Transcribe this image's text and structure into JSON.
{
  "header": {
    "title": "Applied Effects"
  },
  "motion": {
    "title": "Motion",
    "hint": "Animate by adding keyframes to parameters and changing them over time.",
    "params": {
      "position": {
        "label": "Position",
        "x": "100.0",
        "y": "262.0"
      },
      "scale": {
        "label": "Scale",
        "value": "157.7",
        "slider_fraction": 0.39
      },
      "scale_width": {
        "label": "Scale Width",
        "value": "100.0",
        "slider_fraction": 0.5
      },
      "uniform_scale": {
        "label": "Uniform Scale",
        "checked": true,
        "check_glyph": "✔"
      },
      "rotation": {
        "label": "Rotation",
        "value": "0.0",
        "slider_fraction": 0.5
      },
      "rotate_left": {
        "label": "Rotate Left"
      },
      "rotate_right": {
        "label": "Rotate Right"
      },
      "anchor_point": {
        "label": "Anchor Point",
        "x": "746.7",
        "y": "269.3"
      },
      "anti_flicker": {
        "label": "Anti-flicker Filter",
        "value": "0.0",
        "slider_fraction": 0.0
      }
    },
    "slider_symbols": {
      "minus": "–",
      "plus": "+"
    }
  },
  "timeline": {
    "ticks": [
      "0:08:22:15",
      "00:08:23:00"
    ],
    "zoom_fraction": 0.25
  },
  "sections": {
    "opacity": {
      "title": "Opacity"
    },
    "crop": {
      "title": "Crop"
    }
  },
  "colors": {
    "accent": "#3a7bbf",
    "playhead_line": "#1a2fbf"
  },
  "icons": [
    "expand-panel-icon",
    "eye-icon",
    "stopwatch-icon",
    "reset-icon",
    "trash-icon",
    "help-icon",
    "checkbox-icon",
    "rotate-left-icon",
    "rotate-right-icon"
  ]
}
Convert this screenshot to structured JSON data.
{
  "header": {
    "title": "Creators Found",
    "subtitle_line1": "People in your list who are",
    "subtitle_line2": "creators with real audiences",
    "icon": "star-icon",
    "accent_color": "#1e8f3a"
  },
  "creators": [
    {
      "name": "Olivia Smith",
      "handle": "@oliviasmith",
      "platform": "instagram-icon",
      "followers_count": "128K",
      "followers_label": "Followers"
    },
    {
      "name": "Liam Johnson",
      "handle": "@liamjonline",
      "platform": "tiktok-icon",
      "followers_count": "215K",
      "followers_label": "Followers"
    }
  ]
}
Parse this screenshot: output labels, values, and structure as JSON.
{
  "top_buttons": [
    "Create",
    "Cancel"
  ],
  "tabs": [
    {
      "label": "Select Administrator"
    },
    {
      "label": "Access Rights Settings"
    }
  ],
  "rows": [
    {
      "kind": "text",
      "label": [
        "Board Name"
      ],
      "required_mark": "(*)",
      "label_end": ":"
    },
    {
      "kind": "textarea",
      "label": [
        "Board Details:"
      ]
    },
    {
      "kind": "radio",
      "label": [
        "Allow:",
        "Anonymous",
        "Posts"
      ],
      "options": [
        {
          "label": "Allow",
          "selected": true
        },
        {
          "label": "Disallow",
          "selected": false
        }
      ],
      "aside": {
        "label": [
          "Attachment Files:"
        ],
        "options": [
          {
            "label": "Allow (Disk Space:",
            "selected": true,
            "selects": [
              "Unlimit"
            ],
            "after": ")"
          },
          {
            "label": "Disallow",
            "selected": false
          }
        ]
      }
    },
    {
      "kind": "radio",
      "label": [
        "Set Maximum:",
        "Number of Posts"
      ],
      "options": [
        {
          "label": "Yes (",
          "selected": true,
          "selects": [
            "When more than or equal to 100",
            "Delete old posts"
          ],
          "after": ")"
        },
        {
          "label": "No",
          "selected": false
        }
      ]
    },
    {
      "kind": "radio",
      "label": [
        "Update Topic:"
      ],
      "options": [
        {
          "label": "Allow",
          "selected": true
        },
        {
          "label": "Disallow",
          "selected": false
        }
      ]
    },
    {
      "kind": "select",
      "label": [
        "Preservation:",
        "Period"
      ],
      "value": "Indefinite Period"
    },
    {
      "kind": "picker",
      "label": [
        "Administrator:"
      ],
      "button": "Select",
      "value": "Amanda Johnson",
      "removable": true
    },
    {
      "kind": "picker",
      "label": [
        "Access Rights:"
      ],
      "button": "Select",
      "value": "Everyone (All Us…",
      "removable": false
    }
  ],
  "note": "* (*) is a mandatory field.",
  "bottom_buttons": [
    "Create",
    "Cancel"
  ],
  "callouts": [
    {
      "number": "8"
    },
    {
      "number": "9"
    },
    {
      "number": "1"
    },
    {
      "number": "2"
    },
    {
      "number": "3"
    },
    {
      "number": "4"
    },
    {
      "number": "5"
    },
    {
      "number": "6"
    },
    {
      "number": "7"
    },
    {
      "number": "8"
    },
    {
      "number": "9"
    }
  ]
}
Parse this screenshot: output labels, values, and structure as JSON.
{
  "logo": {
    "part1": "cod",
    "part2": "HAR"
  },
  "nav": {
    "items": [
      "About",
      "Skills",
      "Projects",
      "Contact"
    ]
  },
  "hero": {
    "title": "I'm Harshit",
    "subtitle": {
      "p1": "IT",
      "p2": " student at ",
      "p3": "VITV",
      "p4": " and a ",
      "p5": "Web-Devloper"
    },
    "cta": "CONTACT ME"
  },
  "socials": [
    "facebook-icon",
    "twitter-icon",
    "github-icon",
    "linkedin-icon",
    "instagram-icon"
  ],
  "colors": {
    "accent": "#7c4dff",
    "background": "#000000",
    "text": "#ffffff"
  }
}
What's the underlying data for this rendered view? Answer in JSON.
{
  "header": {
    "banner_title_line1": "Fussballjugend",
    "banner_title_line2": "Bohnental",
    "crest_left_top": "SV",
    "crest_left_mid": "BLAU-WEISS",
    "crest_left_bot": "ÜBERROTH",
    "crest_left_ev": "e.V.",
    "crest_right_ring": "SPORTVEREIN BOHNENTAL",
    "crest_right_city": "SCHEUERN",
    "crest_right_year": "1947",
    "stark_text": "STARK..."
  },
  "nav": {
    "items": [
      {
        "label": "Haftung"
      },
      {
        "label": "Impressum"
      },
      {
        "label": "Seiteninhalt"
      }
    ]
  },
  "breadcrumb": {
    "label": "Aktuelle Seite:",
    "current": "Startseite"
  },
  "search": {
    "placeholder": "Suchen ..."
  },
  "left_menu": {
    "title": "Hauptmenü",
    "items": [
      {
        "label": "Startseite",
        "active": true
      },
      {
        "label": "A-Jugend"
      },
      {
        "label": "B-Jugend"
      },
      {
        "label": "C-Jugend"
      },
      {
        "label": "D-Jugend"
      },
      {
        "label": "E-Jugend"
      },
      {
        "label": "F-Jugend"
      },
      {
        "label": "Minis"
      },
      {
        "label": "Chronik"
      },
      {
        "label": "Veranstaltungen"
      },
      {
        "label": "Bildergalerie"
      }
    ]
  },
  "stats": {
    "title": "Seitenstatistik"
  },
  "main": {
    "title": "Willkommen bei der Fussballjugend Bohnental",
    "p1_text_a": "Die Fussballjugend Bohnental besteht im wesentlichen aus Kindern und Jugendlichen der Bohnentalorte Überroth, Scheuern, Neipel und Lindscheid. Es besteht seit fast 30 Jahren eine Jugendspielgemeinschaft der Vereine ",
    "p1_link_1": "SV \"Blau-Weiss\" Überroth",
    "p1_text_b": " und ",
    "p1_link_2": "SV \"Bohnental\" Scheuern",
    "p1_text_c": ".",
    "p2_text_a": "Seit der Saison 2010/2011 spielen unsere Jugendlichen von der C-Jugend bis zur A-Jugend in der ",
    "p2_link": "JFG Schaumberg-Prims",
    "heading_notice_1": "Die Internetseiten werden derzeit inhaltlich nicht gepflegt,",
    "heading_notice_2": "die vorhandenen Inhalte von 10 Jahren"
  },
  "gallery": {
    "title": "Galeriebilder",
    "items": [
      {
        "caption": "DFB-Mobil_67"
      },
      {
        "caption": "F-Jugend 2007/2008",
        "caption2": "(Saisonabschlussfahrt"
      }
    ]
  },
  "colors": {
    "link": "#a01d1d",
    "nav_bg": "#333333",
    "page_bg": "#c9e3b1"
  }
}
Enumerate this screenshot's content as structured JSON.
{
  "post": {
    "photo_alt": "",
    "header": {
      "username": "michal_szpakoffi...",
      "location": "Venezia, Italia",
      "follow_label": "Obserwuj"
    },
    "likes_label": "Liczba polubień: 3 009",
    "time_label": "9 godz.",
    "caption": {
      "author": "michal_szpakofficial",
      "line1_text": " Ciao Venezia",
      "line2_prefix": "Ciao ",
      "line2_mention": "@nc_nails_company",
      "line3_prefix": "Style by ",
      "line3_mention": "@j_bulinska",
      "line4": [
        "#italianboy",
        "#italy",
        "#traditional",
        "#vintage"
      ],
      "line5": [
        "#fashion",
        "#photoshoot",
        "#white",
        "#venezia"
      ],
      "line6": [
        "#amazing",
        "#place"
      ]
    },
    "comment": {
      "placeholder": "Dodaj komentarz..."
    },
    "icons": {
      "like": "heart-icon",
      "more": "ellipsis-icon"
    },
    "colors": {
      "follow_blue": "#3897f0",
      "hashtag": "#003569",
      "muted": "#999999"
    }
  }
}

^^^^^^^^^^^^^^^^

Filter the records above for lines containing the word "true", and copy those lines.

RESULT OF THE TASK —
        "checked": true,
          "selected": true
            "selected": true,
          "selected": true,
          "selected": true
      "removable": true
        "active": true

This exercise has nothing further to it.